TAREA 1: En el texto sobre los mártires de la razón, ¿qué llevaba Miguel Servet atado al brazo cuando ardió?
TAREA 2: Prosigue el texto sobre los mártires de la razón a partir de su última oración.

TEXTO PROPORCIONADO:
★ ★ ★ ★ ★ ★ ★

Chamuscados, confinados, torturados, los mártires de la razón no han sido tan alabados como los mártires de la fe. El médico y teólogo oscense Miguel Servet ardió con un ejemplar de su obra atado al brazo a causa de sus postulados teológicos y científicos. Y Darwin fue ridiculizado socialmente mediante el inquisitorial sarcasmo del obispo de Oxford quien se preguntaba si era por parte de padre o por parte de madre la reclamación de los derechos de sucesión de un mono que los evolucionistas planteaban.
Amén del consabido antievolucionismo, a lo largo de la historia, la Iglesia ha desarrollado una desatada afición por cercenar los avances científicos contra el sufrimiento humano. Con gran rigidez dogmática se opuso tanto al descubrimiento de la anestesia, que James Young Simpson llevó a cabo, como al pararrayos de Benjamín Franklin ya que esos progresos contradecían maldiciones bíblicas («parirás con dolor») o enigmáticas voluntades divinas.

★ ★ ★ ★ ★ ★ ★

LOS REGISTROS:
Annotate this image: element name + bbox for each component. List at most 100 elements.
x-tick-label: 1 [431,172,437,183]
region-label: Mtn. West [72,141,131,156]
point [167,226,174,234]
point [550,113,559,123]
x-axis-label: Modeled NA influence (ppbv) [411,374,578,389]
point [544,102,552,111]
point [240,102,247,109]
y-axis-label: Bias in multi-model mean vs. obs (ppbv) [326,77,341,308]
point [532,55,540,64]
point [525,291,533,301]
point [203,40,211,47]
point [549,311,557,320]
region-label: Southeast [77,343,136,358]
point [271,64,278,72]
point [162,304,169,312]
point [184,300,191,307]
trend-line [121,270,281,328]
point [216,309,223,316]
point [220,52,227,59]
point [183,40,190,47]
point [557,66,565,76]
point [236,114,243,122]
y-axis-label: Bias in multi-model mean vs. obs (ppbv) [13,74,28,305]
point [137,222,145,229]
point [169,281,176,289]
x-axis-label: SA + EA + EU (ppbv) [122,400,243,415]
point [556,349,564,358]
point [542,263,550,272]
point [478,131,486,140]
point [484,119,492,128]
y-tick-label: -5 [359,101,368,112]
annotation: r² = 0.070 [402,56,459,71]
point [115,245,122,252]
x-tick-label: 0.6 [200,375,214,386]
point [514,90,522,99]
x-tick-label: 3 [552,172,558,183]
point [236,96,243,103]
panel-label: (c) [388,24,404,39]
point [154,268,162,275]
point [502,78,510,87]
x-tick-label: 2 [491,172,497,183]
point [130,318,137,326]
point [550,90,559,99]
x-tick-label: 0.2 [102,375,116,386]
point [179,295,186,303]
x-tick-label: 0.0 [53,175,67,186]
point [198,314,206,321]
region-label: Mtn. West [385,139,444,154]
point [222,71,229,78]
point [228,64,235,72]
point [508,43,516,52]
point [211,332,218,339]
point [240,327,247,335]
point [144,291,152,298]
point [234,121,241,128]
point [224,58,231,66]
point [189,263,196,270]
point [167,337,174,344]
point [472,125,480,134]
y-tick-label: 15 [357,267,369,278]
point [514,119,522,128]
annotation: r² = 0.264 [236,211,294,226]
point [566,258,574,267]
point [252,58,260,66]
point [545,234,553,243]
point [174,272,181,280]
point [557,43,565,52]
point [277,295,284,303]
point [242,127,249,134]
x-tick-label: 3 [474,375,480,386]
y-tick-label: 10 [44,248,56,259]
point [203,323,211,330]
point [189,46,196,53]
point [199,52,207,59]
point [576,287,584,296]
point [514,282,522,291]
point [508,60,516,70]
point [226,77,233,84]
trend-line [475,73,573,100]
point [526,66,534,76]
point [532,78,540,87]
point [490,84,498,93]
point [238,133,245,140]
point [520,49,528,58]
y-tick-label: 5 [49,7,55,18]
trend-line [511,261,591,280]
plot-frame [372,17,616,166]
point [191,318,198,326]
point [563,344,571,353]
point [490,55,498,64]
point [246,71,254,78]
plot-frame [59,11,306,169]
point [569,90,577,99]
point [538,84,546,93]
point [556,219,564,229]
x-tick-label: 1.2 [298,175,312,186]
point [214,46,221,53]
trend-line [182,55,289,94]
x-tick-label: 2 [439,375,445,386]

★ ★ ★ ★ ★ ★ ★

RESPUESTA 1: Un ejemplar de su obra.

RESPUESTA 2:
Un viejo refrán dice que es mejor encender una vela que maldecir la oscuridad y por tanto debemos delimitar claramente la luz de la oscuridad, separar a aquellos que encienden velas de aquellos que constantemente soplan. Hace más de cuatrocientos años de la quema de Giordano Bruno y todavía hay quienes propagan el éter del miedo. Por ejemplo, el obispo de Orihuela-Alicante, José Ignacio Munilla, quien no solo ha rechazado que la gente «se empastille» contra la fecundidad, sino que ha criticado que el ecologismo denuncia los transgénicos al mismo tiempo que defiende el transgénero, asegurando que como Dios no se equivoca nunca nadie nace en un cuerpo equivocado. Sigue la estela marcada por el obispo de Alcalá de Henares, Juan Antonio Reig Pla, quien hace unos años dijo que los homosexuales que se corrompen encuentran el infierno. Admitamos que estas afirmaciones puedan encajar en cierto humor violeta de los prelados, pero no deben dejar de preocuparnos otro tipo de censuras como los vetos y las cancelaciones de películas y obras de teatro impulsados por la ultraderecha tan solo porque aparecen dos mujeres besándose o porque los personajes se presentan en ropa interior. Afortunadamente, la libertad también cabe en unos versos de Francisco de Quevedo: «No he de callar por más que con el dedo/ya tocando la boca o ya la frente/silencio avises o amenaces miedo».